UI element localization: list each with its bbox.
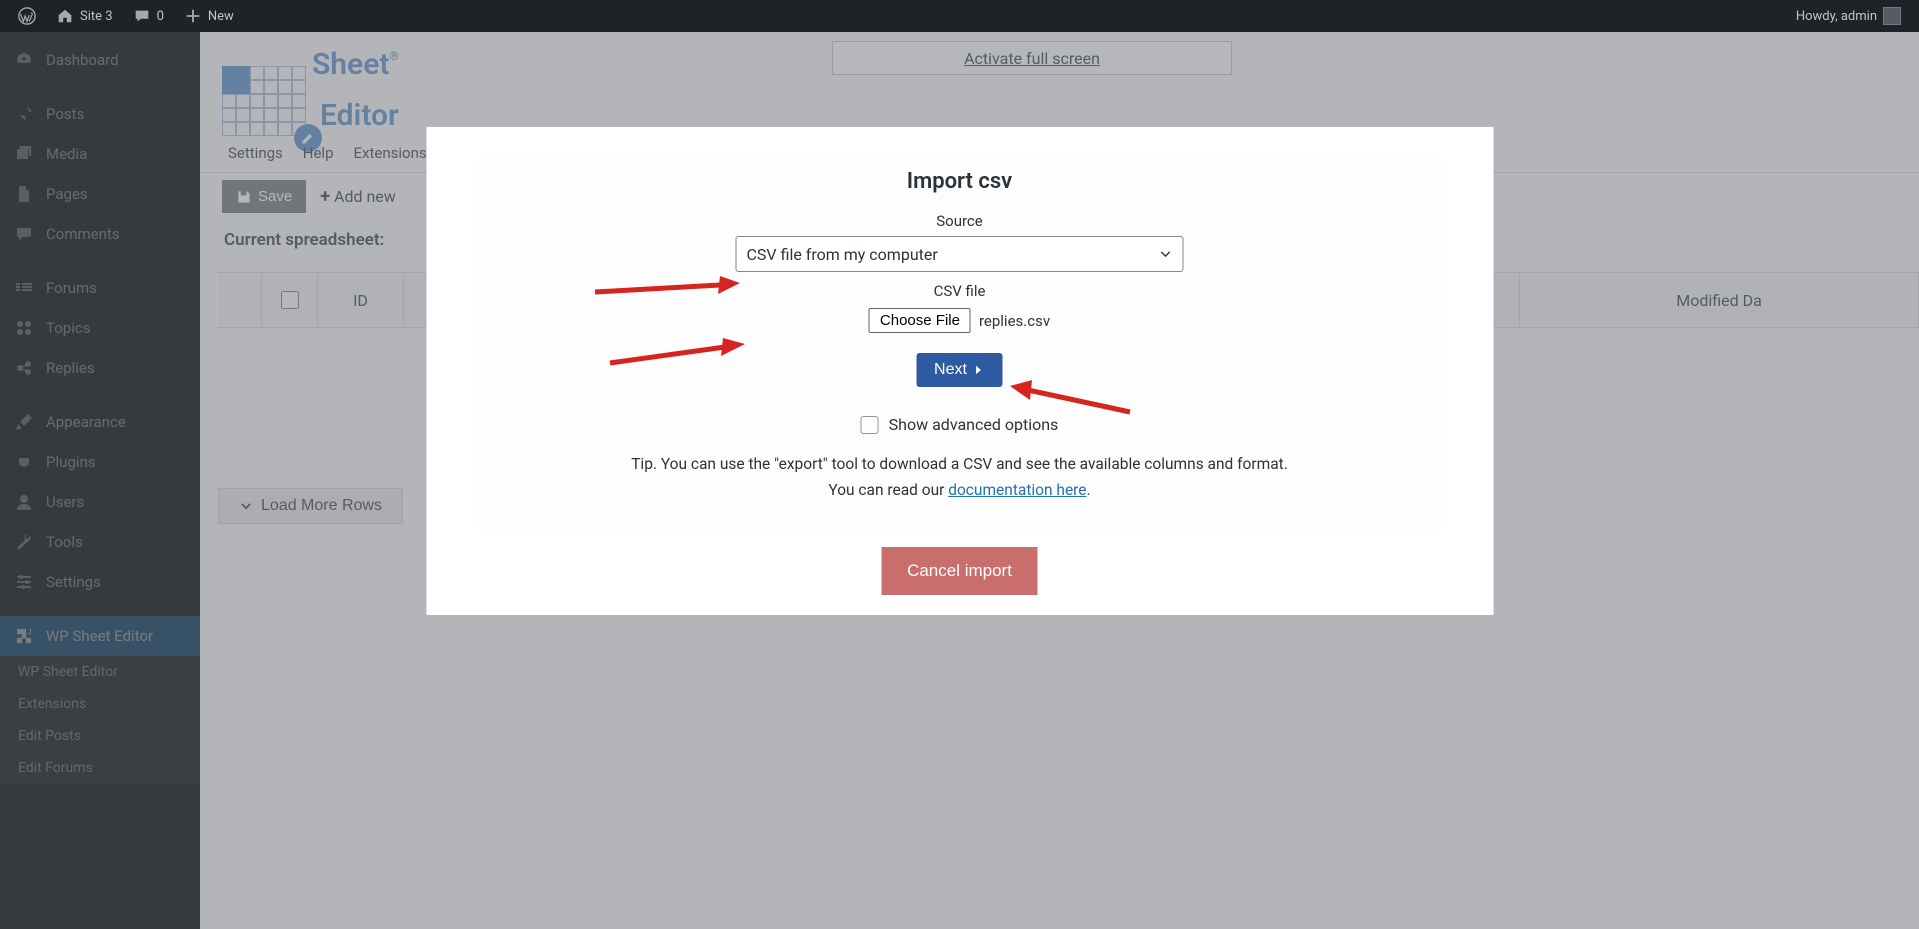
choose-file-button[interactable]: Choose File [869, 308, 971, 333]
chevron-down-icon [1159, 247, 1173, 261]
wp-logo[interactable] [8, 0, 46, 32]
comment-icon [133, 7, 151, 25]
new-link[interactable]: New [174, 0, 244, 32]
cancel-import-button[interactable]: Cancel import [881, 547, 1038, 595]
site-link[interactable]: Site 3 [46, 0, 123, 32]
next-label: Next [934, 361, 967, 379]
chevron-right-icon [973, 364, 985, 376]
advanced-checkbox[interactable] [861, 416, 879, 434]
next-button[interactable]: Next [916, 353, 1003, 387]
new-label: New [208, 9, 234, 24]
modal-title: Import csv [478, 155, 1441, 194]
documentation-link[interactable]: documentation here [948, 481, 1086, 499]
plus-icon [184, 7, 202, 25]
tip-text: Tip. You can use the "export" tool to do… [478, 452, 1441, 529]
wp-admin-bar: Site 3 0 New Howdy, admin [0, 0, 1919, 32]
source-select[interactable]: CSV file from my computer [736, 236, 1184, 272]
import-csv-modal: Import csv Source CSV file from my compu… [426, 127, 1493, 615]
advanced-label: Show advanced options [889, 415, 1059, 434]
source-value: CSV file from my computer [747, 245, 938, 264]
site-name: Site 3 [80, 9, 113, 24]
home-icon [56, 7, 74, 25]
csv-file-label: CSV file [478, 282, 1441, 300]
howdy-text: Howdy, admin [1796, 9, 1877, 24]
comments-link[interactable]: 0 [123, 0, 174, 32]
wordpress-icon [18, 7, 36, 25]
source-label: Source [478, 212, 1441, 230]
comments-count: 0 [157, 9, 164, 24]
avatar [1883, 7, 1901, 25]
selected-filename: replies.csv [979, 312, 1050, 330]
howdy-link[interactable]: Howdy, admin [1786, 0, 1911, 32]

### Problem requirements
Count the lines in the entries above that contain the string "modal". Give only the number.

### Response to the exercise
2